- **EXERCISE**: Pull out every line below that contains the word "image".

===== MATERIAL FOR THE TASK =====

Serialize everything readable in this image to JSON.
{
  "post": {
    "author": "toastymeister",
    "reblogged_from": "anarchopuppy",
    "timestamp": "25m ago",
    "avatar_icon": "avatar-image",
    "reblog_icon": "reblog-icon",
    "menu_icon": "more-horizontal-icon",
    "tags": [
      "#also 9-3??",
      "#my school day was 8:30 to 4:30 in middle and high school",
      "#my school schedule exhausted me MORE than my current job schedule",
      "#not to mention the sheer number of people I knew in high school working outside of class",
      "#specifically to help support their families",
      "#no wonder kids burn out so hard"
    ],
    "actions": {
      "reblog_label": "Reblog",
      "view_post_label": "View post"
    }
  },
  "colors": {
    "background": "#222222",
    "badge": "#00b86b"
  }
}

=====

- **RESPONSE TO THIS TASK**:
Serialize everything readable in this image to JSON.
    "avatar_icon": "avatar-image",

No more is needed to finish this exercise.